** START DATA EXTRACT **

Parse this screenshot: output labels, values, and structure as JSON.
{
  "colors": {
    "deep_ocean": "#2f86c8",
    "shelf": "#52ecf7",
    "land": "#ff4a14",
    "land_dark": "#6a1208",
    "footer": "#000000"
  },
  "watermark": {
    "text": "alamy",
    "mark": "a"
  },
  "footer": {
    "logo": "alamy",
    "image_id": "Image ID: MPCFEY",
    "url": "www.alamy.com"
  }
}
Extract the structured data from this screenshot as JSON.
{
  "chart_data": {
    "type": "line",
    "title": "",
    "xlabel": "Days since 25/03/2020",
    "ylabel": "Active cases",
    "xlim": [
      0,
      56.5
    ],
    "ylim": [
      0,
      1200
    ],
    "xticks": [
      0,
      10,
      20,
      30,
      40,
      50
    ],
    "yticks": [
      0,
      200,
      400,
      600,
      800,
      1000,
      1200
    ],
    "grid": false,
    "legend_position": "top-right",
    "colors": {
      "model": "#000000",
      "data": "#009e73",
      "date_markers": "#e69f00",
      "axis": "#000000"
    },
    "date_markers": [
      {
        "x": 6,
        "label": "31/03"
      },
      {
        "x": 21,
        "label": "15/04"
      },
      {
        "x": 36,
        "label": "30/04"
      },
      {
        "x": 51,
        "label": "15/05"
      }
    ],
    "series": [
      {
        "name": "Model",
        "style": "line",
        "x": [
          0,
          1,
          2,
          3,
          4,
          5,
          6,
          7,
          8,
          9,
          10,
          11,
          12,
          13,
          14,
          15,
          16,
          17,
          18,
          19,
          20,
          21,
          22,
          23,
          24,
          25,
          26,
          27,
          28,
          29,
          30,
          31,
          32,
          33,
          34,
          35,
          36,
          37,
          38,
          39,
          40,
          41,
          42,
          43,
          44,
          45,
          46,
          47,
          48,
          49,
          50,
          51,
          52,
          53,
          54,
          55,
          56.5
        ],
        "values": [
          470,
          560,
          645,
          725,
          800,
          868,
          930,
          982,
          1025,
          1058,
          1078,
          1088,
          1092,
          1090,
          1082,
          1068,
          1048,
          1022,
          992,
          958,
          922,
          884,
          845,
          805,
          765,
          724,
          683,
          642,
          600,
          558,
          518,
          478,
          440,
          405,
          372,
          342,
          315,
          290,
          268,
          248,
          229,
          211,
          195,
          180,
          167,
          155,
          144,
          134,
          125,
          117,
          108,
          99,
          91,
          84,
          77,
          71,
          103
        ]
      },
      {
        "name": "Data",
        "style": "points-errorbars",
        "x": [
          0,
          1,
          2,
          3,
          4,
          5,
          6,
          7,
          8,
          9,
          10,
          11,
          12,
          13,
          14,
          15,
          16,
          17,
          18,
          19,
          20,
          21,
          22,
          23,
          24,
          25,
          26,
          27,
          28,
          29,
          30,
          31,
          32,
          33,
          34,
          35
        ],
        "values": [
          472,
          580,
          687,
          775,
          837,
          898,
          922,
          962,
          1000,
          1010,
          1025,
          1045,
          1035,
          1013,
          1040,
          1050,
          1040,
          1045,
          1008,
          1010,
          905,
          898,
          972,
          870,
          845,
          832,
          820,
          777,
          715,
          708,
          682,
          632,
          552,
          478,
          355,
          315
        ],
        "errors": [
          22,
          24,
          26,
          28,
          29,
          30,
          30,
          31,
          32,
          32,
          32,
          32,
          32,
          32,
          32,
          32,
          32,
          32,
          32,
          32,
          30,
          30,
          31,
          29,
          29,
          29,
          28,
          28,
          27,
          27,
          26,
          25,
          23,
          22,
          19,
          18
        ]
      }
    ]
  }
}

** END DATA EXTRACT **

TASK GOAL
Each line of the material above needs to be quoted exactly, please.

RESPONSE TO THE TASK
Parse this screenshot: output labels, values, and structure as JSON.
{
  "colors": {
    "deep_ocean": "#2f86c8",
    "shelf": "#52ecf7",
    "land": "#ff4a14",
    "land_dark": "#6a1208",
    "footer": "#000000"
  },
  "watermark": {
    "text": "alamy",
    "mark": "a"
  },
  "footer": {
    "logo": "alamy",
    "image_id": "Image ID: MPCFEY",
    "url": "www.alamy.com"
  }
}
Extract the structured data from this screenshot as JSON.
{
  "chart_data": {
    "type": "line",
    "title": "",
    "xlabel": "Days since 25/03/2020",
    "ylabel": "Active cases",
    "xlim": [
      0,
      56.5
    ],
    "ylim": [
      0,
      1200
    ],
    "xticks": [
      0,
      10,
      20,
      30,
      40,
      50
    ],
    "yticks": [
      0,
      200,
      400,
      600,
      800,
      1000,
      1200
    ],
    "grid": false,
    "legend_position": "top-right",
    "colors": {
      "model": "#000000",
      "data": "#009e73",
      "date_markers": "#e69f00",
      "axis": "#000000"
    },
    "date_markers": [
      {
        "x": 6,
        "label": "31/03"
      },
      {
        "x": 21,
        "label": "15/04"
      },
      {
        "x": 36,
        "label": "30/04"
      },
      {
        "x": 51,
        "label": "15/05"
      }
    ],
    "series": [
      {
        "name": "Model",
        "style": "line",
        "x": [
          0,
          1,
          2,
          3,
          4,
          5,
          6,
          7,
          8,
          9,
          10,
          11,
          12,
          13,
          14,
          15,
          16,
          17,
          18,
          19,
          20,
          21,
          22,
          23,
          24,
          25,
          26,
          27,
          28,
          29,
          30,
          31,
          32,
          33,
          34,
          35,
          36,
          37,
          38,
          39,
          40,
          41,
          42,
          43,
          44,
          45,
          46,
          47,
          48,
          49,
          50,
          51,
          52,
          53,
          54,
          55,
          56.5
        ],
        "values": [
          470,
          560,
          645,
          725,
          800,
          868,
          930,
          982,
          1025,
          1058,
          1078,
          1088,
          1092,
          1090,
          1082,
          1068,
          1048,
          1022,
          992,
          958,
          922,
          884,
          845,
          805,
          765,
          724,
          683,
          642,
          600,
          558,
          518,
          478,
          440,
          405,
          372,
          342,
          315,
          290,
          268,
          248,
          229,
          211,
          195,
          180,
          167,
          155,
          144,
          134,
          125,
          117,
          108,
          99,
          91,
          84,
          77,
          71,
          103
        ]
      },
      {
        "name": "Data",
        "style": "points-errorbars",
        "x": [
          0,
          1,
          2,
          3,
          4,
          5,
          6,
          7,
          8,
          9,
          10,
          11,
          12,
          13,
          14,
          15,
          16,
          17,
          18,
          19,
          20,
          21,
          22,
          23,
          24,
          25,
          26,
          27,
          28,
          29,
          30,
          31,
          32,
          33,
          34,
          35
        ],
        "values": [
          472,
          580,
          687,
          775,
          837,
          898,
          922,
          962,
          1000,
          1010,
          1025,
          1045,
          1035,
          1013,
          1040,
          1050,
          1040,
          1045,
          1008,
          1010,
          905,
          898,
          972,
          870,
          845,
          832,
          820,
          777,
          715,
          708,
          682,
          632,
          552,
          478,
          355,
          315
        ],
        "errors": [
          22,
          24,
          26,
          28,
          29,
          30,
          30,
          31,
          32,
          32,
          32,
          32,
          32,
          32,
          32,
          32,
          32,
          32,
          32,
          32,
          30,
          30,
          31,
          29,
          29,
          29,
          28,
          28,
          27,
          27,
          26,
          25,
          23,
          22,
          19,
          18
        ]
      }
    ]
  }
}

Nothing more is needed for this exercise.